INPUT RECORDS ▸

+-------+

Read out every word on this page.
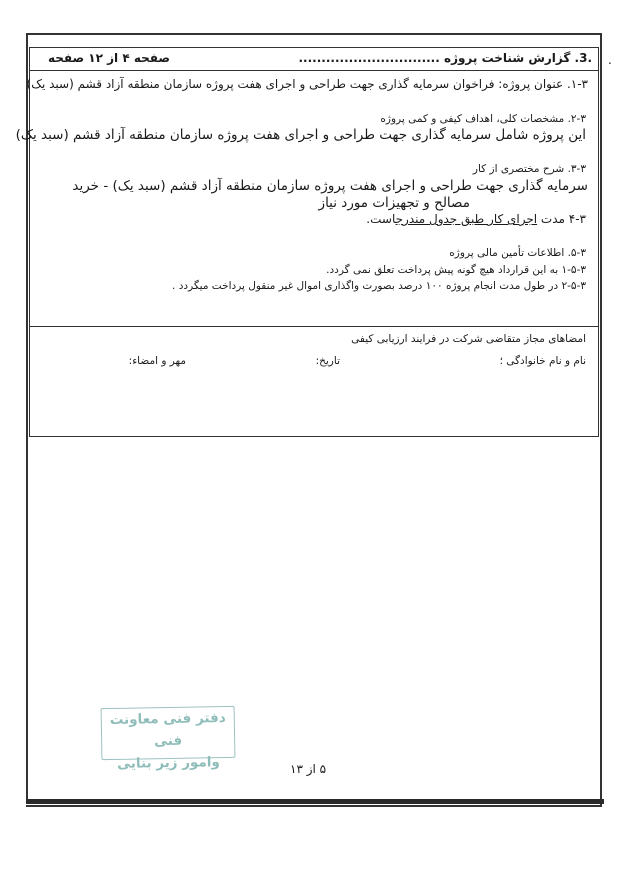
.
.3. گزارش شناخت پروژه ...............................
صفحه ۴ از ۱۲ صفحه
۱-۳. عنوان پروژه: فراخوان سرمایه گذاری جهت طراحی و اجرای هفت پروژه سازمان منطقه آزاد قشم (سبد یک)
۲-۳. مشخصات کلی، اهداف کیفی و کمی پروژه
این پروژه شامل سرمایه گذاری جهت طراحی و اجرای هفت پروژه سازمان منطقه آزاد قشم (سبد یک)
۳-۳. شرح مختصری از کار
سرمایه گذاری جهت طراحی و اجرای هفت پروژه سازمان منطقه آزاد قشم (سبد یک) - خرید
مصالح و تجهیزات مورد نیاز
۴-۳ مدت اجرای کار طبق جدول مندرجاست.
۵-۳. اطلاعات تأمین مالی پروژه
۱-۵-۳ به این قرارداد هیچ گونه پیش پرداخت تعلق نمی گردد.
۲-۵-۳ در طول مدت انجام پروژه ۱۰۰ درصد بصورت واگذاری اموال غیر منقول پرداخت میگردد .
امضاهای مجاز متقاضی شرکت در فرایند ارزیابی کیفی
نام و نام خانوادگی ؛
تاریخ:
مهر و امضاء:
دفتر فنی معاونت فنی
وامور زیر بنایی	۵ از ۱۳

+-------+

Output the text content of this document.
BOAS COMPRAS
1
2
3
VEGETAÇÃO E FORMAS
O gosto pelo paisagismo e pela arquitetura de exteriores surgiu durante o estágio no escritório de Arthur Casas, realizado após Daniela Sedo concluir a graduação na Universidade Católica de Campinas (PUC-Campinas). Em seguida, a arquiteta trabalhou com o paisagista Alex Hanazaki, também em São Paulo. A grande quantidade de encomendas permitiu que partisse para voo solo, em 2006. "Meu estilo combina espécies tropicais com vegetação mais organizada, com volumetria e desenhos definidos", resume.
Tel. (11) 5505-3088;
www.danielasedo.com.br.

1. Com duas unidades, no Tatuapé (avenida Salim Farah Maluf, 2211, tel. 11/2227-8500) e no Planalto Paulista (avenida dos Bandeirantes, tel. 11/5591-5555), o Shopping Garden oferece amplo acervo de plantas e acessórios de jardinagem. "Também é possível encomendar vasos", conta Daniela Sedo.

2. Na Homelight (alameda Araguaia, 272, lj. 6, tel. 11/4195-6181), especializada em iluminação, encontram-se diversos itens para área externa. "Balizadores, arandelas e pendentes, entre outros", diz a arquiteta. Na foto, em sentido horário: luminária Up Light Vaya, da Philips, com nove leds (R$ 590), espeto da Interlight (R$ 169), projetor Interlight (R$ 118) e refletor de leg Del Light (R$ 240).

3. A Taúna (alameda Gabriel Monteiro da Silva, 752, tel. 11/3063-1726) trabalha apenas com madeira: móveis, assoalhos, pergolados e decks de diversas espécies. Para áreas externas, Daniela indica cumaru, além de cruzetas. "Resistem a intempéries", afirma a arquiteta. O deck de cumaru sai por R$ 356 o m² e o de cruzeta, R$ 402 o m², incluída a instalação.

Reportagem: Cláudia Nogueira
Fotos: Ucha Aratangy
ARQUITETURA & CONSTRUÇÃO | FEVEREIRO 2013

+-------+

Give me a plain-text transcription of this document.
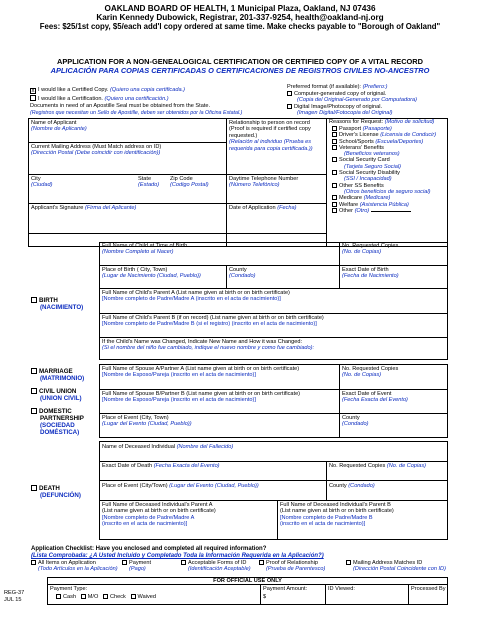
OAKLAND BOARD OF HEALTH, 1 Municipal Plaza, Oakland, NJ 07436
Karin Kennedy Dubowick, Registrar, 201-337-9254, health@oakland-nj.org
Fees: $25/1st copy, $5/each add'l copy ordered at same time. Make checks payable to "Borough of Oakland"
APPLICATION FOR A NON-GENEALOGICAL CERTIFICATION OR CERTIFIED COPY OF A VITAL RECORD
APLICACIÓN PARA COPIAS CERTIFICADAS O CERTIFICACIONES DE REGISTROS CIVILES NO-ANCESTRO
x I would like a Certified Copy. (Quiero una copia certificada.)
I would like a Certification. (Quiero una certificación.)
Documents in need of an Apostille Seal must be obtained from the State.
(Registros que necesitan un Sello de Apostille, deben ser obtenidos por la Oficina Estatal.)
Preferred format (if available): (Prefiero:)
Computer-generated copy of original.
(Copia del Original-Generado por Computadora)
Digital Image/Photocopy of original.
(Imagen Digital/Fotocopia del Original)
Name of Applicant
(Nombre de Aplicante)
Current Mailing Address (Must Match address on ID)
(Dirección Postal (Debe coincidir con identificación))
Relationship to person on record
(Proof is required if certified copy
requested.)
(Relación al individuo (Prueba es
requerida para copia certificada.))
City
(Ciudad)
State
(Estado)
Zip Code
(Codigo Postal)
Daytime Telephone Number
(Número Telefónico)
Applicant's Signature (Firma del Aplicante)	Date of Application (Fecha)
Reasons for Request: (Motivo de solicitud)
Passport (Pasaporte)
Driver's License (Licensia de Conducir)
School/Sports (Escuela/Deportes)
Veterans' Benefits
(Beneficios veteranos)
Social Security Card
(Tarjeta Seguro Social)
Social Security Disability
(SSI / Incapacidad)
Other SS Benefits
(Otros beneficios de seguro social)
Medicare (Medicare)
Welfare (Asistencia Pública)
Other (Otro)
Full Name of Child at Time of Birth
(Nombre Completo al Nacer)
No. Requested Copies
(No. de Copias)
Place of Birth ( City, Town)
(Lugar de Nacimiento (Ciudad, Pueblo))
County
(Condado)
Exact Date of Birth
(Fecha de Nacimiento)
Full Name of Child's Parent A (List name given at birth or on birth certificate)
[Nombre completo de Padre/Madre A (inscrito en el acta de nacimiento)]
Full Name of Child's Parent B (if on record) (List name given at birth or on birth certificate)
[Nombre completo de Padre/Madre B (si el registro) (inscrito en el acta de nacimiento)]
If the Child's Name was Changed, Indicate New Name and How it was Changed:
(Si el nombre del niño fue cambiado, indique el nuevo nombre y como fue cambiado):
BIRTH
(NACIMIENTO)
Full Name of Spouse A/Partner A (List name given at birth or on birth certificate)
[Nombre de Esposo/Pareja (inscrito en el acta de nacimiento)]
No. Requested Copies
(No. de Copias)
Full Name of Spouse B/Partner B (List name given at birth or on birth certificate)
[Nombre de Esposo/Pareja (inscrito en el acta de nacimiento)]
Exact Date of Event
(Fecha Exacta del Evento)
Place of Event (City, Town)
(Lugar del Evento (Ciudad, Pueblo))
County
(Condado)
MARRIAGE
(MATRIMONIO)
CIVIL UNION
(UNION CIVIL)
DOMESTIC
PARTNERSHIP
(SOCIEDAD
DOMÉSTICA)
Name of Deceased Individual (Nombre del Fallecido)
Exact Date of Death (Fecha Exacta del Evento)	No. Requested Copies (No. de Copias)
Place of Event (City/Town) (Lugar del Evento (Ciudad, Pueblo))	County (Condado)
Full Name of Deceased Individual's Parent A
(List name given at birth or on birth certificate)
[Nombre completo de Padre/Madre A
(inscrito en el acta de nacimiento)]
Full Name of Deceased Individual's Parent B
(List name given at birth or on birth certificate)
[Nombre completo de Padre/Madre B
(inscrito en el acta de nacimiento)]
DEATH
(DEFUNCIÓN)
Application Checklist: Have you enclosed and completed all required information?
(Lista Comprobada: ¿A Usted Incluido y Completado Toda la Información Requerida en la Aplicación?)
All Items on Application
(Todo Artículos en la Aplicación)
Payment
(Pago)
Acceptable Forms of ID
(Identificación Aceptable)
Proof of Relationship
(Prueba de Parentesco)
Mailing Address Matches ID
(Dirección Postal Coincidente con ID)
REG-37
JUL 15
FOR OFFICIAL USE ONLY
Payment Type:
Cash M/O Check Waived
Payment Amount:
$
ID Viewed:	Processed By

+-------+

REQUIREMENT ▸ Make a copy of each line that contains the string "Proof".

COMPLETE ANSWER ▸
(Proof is required if certified copy
Proof of Relationship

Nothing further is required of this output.